Work through the data line by line, gathering every line that has the word "bleu".

Dataset rows about figures:
==*==
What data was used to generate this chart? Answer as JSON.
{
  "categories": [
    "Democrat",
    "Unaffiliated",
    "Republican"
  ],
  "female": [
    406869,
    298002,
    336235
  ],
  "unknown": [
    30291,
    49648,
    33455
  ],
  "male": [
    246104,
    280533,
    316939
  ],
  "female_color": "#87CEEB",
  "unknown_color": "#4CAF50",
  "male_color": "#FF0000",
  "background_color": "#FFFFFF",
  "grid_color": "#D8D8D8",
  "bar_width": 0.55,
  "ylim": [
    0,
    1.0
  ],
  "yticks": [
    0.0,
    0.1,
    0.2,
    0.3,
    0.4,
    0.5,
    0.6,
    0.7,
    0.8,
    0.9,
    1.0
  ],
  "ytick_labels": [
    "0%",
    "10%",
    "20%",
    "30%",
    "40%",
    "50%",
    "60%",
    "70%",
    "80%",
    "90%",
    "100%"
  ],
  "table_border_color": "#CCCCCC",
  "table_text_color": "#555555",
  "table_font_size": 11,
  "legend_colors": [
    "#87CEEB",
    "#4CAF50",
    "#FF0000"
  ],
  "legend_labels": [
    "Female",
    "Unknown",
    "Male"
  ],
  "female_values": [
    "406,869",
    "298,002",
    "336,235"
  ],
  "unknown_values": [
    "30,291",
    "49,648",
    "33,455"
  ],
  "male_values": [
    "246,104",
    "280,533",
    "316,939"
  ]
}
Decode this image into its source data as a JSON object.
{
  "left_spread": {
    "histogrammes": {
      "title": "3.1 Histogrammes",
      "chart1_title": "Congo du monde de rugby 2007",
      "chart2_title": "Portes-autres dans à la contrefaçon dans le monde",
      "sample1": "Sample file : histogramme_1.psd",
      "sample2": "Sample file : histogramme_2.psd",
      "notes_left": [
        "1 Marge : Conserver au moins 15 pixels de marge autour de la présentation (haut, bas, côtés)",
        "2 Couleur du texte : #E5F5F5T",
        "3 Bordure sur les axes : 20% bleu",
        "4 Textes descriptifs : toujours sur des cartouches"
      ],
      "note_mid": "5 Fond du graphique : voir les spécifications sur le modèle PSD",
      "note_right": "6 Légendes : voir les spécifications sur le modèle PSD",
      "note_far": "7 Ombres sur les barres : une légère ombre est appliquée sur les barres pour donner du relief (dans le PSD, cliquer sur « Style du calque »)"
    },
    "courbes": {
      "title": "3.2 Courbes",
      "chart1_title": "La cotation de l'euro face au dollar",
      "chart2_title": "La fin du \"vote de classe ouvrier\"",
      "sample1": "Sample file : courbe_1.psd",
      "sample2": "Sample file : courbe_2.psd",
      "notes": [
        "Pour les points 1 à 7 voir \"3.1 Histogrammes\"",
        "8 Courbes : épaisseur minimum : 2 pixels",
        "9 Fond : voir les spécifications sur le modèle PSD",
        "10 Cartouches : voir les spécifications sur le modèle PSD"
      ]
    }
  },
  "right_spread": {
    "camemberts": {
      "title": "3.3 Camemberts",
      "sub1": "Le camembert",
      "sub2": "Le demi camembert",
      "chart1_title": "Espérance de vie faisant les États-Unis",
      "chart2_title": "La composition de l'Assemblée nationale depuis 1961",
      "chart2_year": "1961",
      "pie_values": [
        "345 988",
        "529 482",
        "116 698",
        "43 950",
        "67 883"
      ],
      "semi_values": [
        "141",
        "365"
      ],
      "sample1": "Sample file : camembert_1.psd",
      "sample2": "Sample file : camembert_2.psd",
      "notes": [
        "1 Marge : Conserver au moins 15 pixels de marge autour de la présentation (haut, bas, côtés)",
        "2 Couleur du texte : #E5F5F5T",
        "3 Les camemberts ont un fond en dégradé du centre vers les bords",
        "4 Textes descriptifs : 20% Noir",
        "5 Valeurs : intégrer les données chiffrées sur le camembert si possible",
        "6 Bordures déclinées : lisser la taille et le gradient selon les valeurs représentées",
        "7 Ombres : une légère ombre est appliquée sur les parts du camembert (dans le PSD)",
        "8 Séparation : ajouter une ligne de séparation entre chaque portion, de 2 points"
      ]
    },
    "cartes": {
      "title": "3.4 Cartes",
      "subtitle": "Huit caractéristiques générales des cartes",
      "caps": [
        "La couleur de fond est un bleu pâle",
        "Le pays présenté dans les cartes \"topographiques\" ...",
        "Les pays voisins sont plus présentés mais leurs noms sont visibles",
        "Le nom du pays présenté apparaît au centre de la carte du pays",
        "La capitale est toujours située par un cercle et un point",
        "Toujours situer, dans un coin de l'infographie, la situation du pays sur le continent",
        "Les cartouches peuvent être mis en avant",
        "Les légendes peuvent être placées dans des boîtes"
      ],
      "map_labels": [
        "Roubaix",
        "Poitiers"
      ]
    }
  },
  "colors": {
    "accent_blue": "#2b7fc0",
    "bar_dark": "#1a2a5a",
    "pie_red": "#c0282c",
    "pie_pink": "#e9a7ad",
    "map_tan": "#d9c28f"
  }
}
==*==
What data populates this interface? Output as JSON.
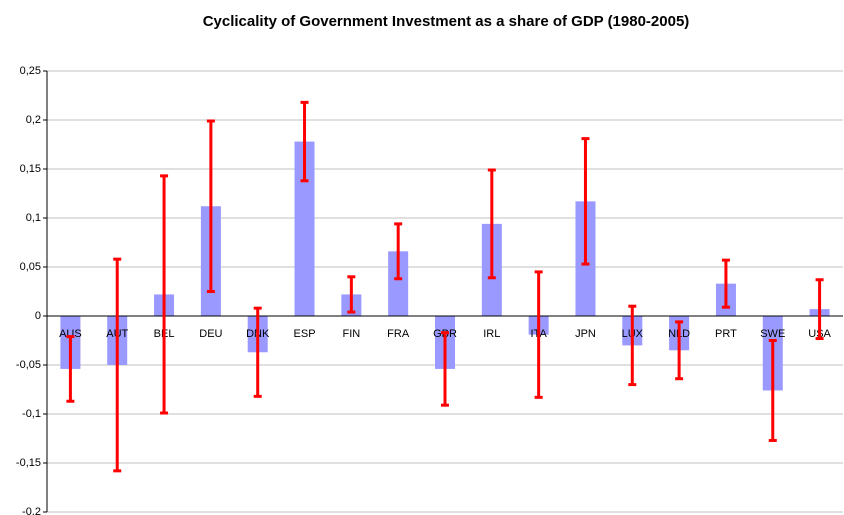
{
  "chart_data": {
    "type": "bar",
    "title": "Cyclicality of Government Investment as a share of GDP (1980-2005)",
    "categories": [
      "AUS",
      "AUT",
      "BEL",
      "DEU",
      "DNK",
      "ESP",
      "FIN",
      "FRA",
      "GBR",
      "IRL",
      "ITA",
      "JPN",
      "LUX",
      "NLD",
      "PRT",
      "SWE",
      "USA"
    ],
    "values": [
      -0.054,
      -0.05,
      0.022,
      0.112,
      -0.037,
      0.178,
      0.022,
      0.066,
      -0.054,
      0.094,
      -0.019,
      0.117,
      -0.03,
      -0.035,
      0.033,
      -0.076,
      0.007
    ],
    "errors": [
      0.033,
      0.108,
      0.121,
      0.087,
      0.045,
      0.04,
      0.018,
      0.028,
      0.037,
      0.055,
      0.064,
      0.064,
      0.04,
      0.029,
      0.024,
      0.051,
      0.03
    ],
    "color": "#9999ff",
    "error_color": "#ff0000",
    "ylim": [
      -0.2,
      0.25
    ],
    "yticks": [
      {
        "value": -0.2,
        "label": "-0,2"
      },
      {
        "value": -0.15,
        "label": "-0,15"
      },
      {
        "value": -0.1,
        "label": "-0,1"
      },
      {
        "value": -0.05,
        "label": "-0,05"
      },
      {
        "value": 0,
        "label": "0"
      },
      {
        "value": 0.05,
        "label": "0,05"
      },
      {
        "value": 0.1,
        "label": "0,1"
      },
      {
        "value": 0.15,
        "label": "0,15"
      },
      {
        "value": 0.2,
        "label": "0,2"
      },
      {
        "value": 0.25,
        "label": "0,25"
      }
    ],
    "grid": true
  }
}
==*==
● **Completed task**
        "3 Bordure sur les axes : 20% bleu",
        "La couleur de fond est un bleu pâle",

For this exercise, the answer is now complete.